Required action: Print the data once more, exactly as supplied.

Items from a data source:

*** Block opens ***

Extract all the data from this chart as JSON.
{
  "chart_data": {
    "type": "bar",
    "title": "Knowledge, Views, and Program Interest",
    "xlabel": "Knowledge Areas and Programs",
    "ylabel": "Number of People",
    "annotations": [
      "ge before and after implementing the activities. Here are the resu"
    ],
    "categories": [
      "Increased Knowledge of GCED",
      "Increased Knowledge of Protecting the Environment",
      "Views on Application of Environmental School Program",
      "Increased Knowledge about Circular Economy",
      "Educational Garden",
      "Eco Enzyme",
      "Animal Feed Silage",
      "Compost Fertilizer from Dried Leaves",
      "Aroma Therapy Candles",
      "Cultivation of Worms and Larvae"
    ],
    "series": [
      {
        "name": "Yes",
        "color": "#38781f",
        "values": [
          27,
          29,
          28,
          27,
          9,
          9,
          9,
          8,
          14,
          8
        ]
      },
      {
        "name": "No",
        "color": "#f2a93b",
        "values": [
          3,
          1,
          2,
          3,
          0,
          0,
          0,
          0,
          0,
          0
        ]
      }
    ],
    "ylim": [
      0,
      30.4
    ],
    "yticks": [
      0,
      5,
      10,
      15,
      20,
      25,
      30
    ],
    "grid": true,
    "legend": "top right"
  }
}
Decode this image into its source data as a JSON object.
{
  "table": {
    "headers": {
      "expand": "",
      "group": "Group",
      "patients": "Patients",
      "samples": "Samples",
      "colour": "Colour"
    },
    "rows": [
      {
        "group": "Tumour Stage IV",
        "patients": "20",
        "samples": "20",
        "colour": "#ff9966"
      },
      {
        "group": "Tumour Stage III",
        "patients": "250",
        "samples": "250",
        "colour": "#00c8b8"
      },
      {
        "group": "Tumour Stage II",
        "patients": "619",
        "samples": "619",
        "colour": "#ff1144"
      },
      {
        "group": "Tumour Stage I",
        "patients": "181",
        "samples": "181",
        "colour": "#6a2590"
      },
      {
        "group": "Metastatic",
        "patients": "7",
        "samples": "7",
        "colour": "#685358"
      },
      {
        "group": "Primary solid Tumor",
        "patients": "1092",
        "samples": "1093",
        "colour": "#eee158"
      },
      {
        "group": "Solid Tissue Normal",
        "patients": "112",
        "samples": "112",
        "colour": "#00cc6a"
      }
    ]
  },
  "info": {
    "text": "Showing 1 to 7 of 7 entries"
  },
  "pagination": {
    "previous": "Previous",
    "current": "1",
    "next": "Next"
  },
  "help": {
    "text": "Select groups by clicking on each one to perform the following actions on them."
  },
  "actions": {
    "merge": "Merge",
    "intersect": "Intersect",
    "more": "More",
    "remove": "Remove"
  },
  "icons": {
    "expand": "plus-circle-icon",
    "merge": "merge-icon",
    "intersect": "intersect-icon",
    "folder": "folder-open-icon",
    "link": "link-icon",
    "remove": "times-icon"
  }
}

*** Block closes ***

Output of the task:
Extract all the data from this chart as JSON.
{
  "chart_data": {
    "type": "bar",
    "title": "Knowledge, Views, and Program Interest",
    "xlabel": "Knowledge Areas and Programs",
    "ylabel": "Number of People",
    "annotations": [
      "ge before and after implementing the activities. Here are the resu"
    ],
    "categories": [
      "Increased Knowledge of GCED",
      "Increased Knowledge of Protecting the Environment",
      "Views on Application of Environmental School Program",
      "Increased Knowledge about Circular Economy",
      "Educational Garden",
      "Eco Enzyme",
      "Animal Feed Silage",
      "Compost Fertilizer from Dried Leaves",
      "Aroma Therapy Candles",
      "Cultivation of Worms and Larvae"
    ],
    "series": [
      {
        "name": "Yes",
        "color": "#38781f",
        "values": [
          27,
          29,
          28,
          27,
          9,
          9,
          9,
          8,
          14,
          8
        ]
      },
      {
        "name": "No",
        "color": "#f2a93b",
        "values": [
          3,
          1,
          2,
          3,
          0,
          0,
          0,
          0,
          0,
          0
        ]
      }
    ],
    "ylim": [
      0,
      30.4
    ],
    "yticks": [
      0,
      5,
      10,
      15,
      20,
      25,
      30
    ],
    "grid": true,
    "legend": "top right"
  }
}
Decode this image into its source data as a JSON object.
{
  "table": {
    "headers": {
      "expand": "",
      "group": "Group",
      "patients": "Patients",
      "samples": "Samples",
      "colour": "Colour"
    },
    "rows": [
      {
        "group": "Tumour Stage IV",
        "patients": "20",
        "samples": "20",
        "colour": "#ff9966"
      },
      {
        "group": "Tumour Stage III",
        "patients": "250",
        "samples": "250",
        "colour": "#00c8b8"
      },
      {
        "group": "Tumour Stage II",
        "patients": "619",
        "samples": "619",
        "colour": "#ff1144"
      },
      {
        "group": "Tumour Stage I",
        "patients": "181",
        "samples": "181",
        "colour": "#6a2590"
      },
      {
        "group": "Metastatic",
        "patients": "7",
        "samples": "7",
        "colour": "#685358"
      },
      {
        "group": "Primary solid Tumor",
        "patients": "1092",
        "samples": "1093",
        "colour": "#eee158"
      },
      {
        "group": "Solid Tissue Normal",
        "patients": "112",
        "samples": "112",
        "colour": "#00cc6a"
      }
    ]
  },
  "info": {
    "text": "Showing 1 to 7 of 7 entries"
  },
  "pagination": {
    "previous": "Previous",
    "current": "1",
    "next": "Next"
  },
  "help": {
    "text": "Select groups by clicking on each one to perform the following actions on them."
  },
  "actions": {
    "merge": "Merge",
    "intersect": "Intersect",
    "more": "More",
    "remove": "Remove"
  },
  "icons": {
    "expand": "plus-circle-icon",
    "merge": "merge-icon",
    "intersect": "intersect-icon",
    "folder": "folder-open-icon",
    "link": "link-icon",
    "remove": "times-icon"
  }
}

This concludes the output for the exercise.